THIS ANNOUNCEMENT IS AN INDICATION OF AN EXPECTATION ONLY AND SHOULD NOT BE INTERPRETED OR CONSTRUED AS A STATEMENT ON THE ACTUAL RESULT OF THE OFFERING NOR A CONFIRMATION THAT IT WILL BE COMPLETED. SEE BELOW UNDER "IMPORTANT INFORMATION".

Asetek A/S (the "Company" or "Asetek") today announces that it has received subscriptions during the subscription period exceeding the minimum number of new shares of 150,000,000 offered in the rights issue announced by the Company on 2 December 2024 (the "Offering"), corresponding to gross proceeds of above DKK 60 million. Consequently, it is expected that the Offering will be completed. The total gross proceeds may increase further due to subscriptions made in the subscription period but not yet received by the Company. The subscription period has ended, and the final result of the Offering is expected to be announced on 23 December 2024 when all subscriptions have been processed, and the Company will know the final size of the Offering.

Information about the potential completion of the Offering, including settlement of the new shares and registration of the capital increase with the Danish Business Authority, is expected to be announced on 3 January 2025, all as set out in the prospectus dated 2 December 2024 (the "Prospectus"), which is available at the Company's website: http://ir.asetek.com/share-info/prospectus/ (subject to certain restrictions).

REQUIRED TASK:
Reproduce the passage of the Asetek announcement starting at "Asetek A/S (the" and ending at "of the Offering.", renaming every occurrence of "Offering" to "Rights Issue".

INFORMATION PROVIDED:
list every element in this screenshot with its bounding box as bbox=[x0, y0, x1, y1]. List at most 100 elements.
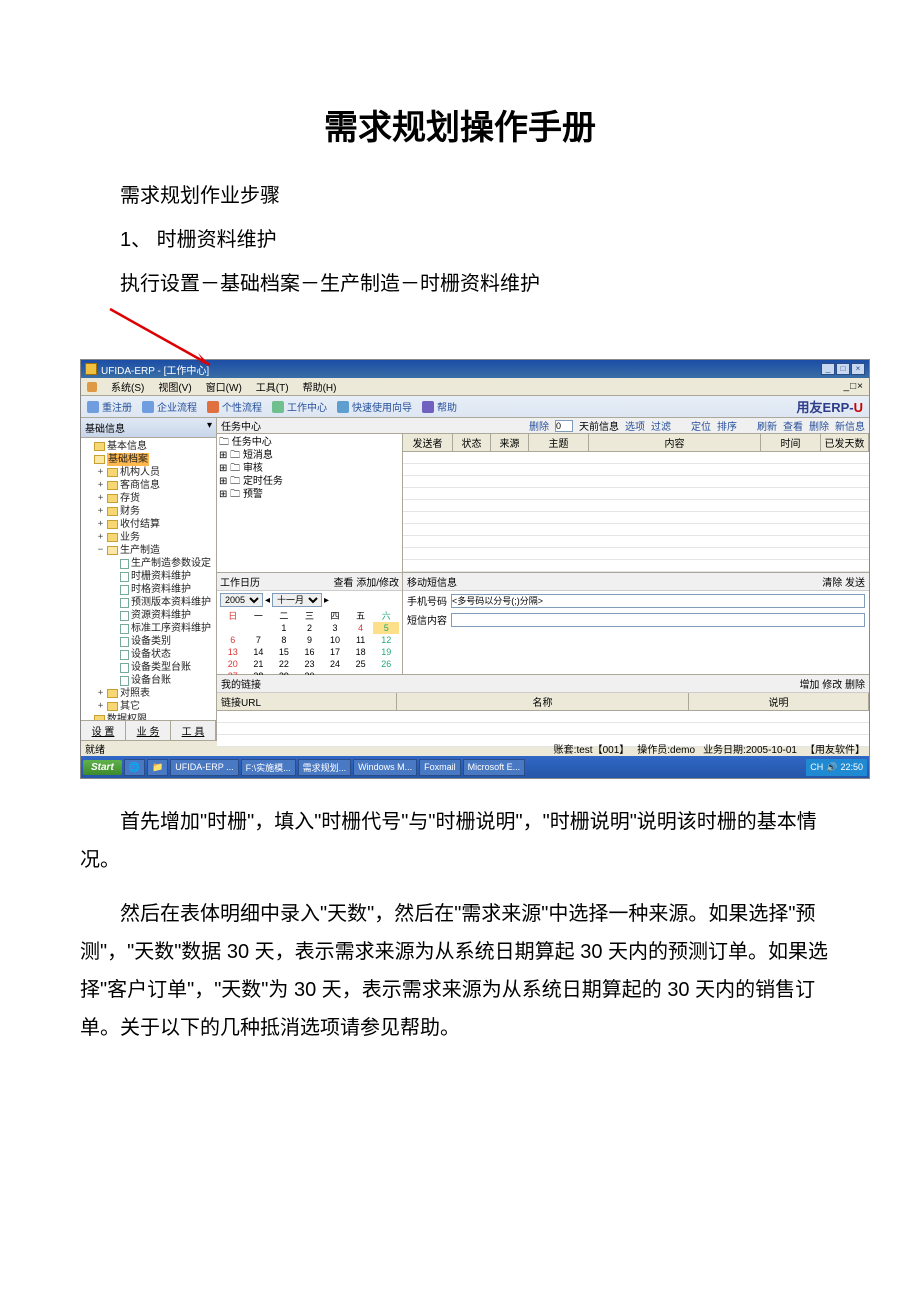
tree-customer[interactable]: +客商信息 bbox=[96, 479, 214, 492]
task-node-scheduled[interactable]: ⊞ 🗀 定时任务 bbox=[219, 475, 400, 488]
links-add-button[interactable]: 增加 bbox=[799, 680, 819, 691]
task-node-alert[interactable]: ⊞ 🗀 预警 bbox=[219, 488, 400, 501]
workcenter-icon bbox=[272, 401, 284, 413]
menu-tools[interactable]: 工具(T) bbox=[256, 379, 289, 394]
menu-view[interactable]: 视图(V) bbox=[158, 379, 191, 394]
links-modify-button[interactable]: 修改 bbox=[822, 680, 842, 691]
task-node-sms[interactable]: ⊞ 🗀 短消息 bbox=[219, 449, 400, 462]
tree-finance[interactable]: +财务 bbox=[96, 505, 214, 518]
col-content[interactable]: 内容 bbox=[589, 434, 761, 451]
start-button[interactable]: Start bbox=[83, 760, 122, 775]
msg-delete-button[interactable]: 删除 bbox=[529, 418, 549, 433]
msg-locate-button[interactable]: 定位 bbox=[691, 418, 711, 433]
taskbar-item[interactable]: 需求规划... bbox=[298, 759, 352, 776]
tree-basic-archive[interactable]: 基础档案 bbox=[83, 453, 214, 466]
tree-inventory[interactable]: +存货 bbox=[96, 492, 214, 505]
col-source[interactable]: 来源 bbox=[491, 434, 529, 451]
tab-setting[interactable]: 设 置 bbox=[81, 721, 126, 740]
calendar-view-button[interactable]: 查看 bbox=[333, 578, 353, 589]
taskbar-item[interactable]: Microsoft E... bbox=[463, 759, 526, 776]
col-time[interactable]: 时间 bbox=[761, 434, 821, 451]
toolbar-help[interactable]: 帮助 bbox=[422, 399, 457, 414]
toolbar-personal-flow[interactable]: 个性流程 bbox=[207, 399, 262, 414]
tree-basic-info[interactable]: 基本信息 bbox=[83, 440, 214, 453]
month-select[interactable]: 十一月 bbox=[272, 593, 322, 607]
taskbar-item[interactable]: Windows M... bbox=[353, 759, 417, 776]
col-sent-days[interactable]: 已发天数 bbox=[821, 434, 869, 451]
links-col-desc[interactable]: 说明 bbox=[689, 693, 869, 710]
days-input[interactable] bbox=[555, 420, 573, 432]
sms-send-button[interactable]: 发送 bbox=[845, 578, 865, 589]
tree-time-fence[interactable]: 时栅资料维护 bbox=[109, 570, 214, 583]
tab-tools[interactable]: 工 具 bbox=[171, 721, 216, 740]
quicklaunch-2[interactable]: 📁 bbox=[147, 759, 168, 776]
minimize-button[interactable]: _ bbox=[821, 363, 835, 375]
task-node-approval[interactable]: ⊞ 🗀 审核 bbox=[219, 462, 400, 475]
task-node-root[interactable]: 🗀 任务中心 bbox=[219, 436, 400, 449]
toolbar-reregister[interactable]: 重注册 bbox=[87, 399, 132, 414]
msg-new-button[interactable]: 新信息 bbox=[835, 418, 865, 433]
arrow-annotation bbox=[100, 307, 230, 377]
lang-indicator[interactable]: CH bbox=[810, 762, 823, 772]
tree-resource[interactable]: 资源资料维护 bbox=[109, 609, 214, 622]
calendar-addmod-button[interactable]: 添加/修改 bbox=[356, 578, 399, 589]
tree-equip-type-ledger[interactable]: 设备类型台账 bbox=[109, 661, 214, 674]
prev-month-button[interactable]: ◂ bbox=[265, 595, 270, 606]
help-icon bbox=[422, 401, 434, 413]
tree-data-auth[interactable]: 数据权限 bbox=[83, 713, 214, 720]
tree-equip-type[interactable]: 设备类别 bbox=[109, 635, 214, 648]
system-tray[interactable]: CH 🔊 22:50 bbox=[806, 759, 867, 776]
tree-business[interactable]: +业务 bbox=[96, 531, 214, 544]
quicklaunch-1[interactable]: 🌐 bbox=[124, 759, 145, 776]
msg-options-button[interactable]: 选项 bbox=[625, 418, 645, 433]
tree-equip-status[interactable]: 设备状态 bbox=[109, 648, 214, 661]
msg-sort-button[interactable]: 排序 bbox=[717, 418, 737, 433]
maximize-button[interactable]: □ bbox=[836, 363, 850, 375]
toolbar-wizard[interactable]: 快速使用向导 bbox=[337, 399, 412, 414]
tree-org[interactable]: +机构人员 bbox=[96, 466, 214, 479]
tree-equip-ledger[interactable]: 设备台账 bbox=[109, 674, 214, 687]
next-month-button[interactable]: ▸ bbox=[324, 595, 329, 606]
calendar-panel: 工作日历 查看 添加/修改 2005 ◂ 十一月 ▸ bbox=[217, 573, 403, 674]
msg-filter-button[interactable]: 过滤 bbox=[651, 418, 671, 433]
sms-clear-button[interactable]: 清除 bbox=[822, 578, 842, 589]
toolbar-enterprise-flow[interactable]: 企业流程 bbox=[142, 399, 197, 414]
menu-window[interactable]: 窗口(W) bbox=[206, 379, 242, 394]
taskbar-item[interactable]: Foxmail bbox=[419, 759, 461, 776]
links-col-url[interactable]: 链接URL bbox=[217, 693, 397, 710]
sidebar-pin-icon[interactable]: ▾ bbox=[207, 420, 212, 435]
msg-view-button[interactable]: 查看 bbox=[783, 418, 803, 433]
sms-phone-input[interactable] bbox=[451, 594, 865, 608]
tree-other[interactable]: +其它 bbox=[96, 700, 214, 713]
menu-system[interactable]: 系统(S) bbox=[111, 379, 144, 394]
tree-manufacture[interactable]: −生产制造 bbox=[96, 544, 214, 557]
links-delete-button[interactable]: 删除 bbox=[845, 680, 865, 691]
app-icon bbox=[85, 363, 97, 375]
mdi-minimize-button[interactable]: _ bbox=[844, 381, 850, 392]
tree-settlement[interactable]: +收付结算 bbox=[96, 518, 214, 531]
msg-delete2-button[interactable]: 删除 bbox=[809, 418, 829, 433]
year-select[interactable]: 2005 bbox=[220, 593, 263, 607]
msg-refresh-button[interactable]: 刷新 bbox=[757, 418, 777, 433]
menu-help[interactable]: 帮助(H) bbox=[303, 379, 337, 394]
tree-compare[interactable]: +对照表 bbox=[96, 687, 214, 700]
sms-phone-label: 手机号码 bbox=[407, 593, 447, 608]
tree-mfg-param[interactable]: 生产制造参数设定 bbox=[109, 557, 214, 570]
tray-icon[interactable]: 🔊 bbox=[826, 762, 837, 773]
mdi-close-button[interactable]: × bbox=[857, 381, 863, 392]
col-status[interactable]: 状态 bbox=[453, 434, 491, 451]
tree-std-process[interactable]: 标准工序资料维护 bbox=[109, 622, 214, 635]
links-col-name[interactable]: 名称 bbox=[397, 693, 689, 710]
col-subject[interactable]: 主题 bbox=[529, 434, 589, 451]
tab-business[interactable]: 业 务 bbox=[126, 721, 171, 740]
tree-forecast[interactable]: 预测版本资料维护 bbox=[109, 596, 214, 609]
sms-content-input[interactable] bbox=[451, 613, 865, 627]
close-button[interactable]: × bbox=[851, 363, 865, 375]
tree-time-grid[interactable]: 时格资料维护 bbox=[109, 583, 214, 596]
toolbar-workcenter[interactable]: 工作中心 bbox=[272, 399, 327, 414]
taskbar-item[interactable]: F:\实施模... bbox=[241, 759, 296, 776]
taskbar-item[interactable]: UFIDA-ERP ... bbox=[170, 759, 238, 776]
mdi-maximize-button[interactable]: □ bbox=[850, 381, 856, 392]
personal-icon bbox=[207, 401, 219, 413]
col-sender[interactable]: 发送者 bbox=[403, 434, 453, 451]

SOLUTION FOR THIS PROBLEM:
Asetek A/S (the "Company" or "Asetek") today announces that it has received subscriptions during the subscription period exceeding the minimum number of new shares of 150,000,000 offered in the rights issue announced by the Company on 2 December 2024 (the "Rights Issue"), corresponding to gross proceeds of above DKK 60 million. Consequently, it is expected that the Rights Issue will be completed. The total gross proceeds may increase further due to subscriptions made in the subscription period but not yet received by the Company. The subscription period has ended, and the final result of the Rights Issue is expected to be announced on 23 December 2024 when all subscriptions have been processed, and the Company will know the final size of the Rights Issue.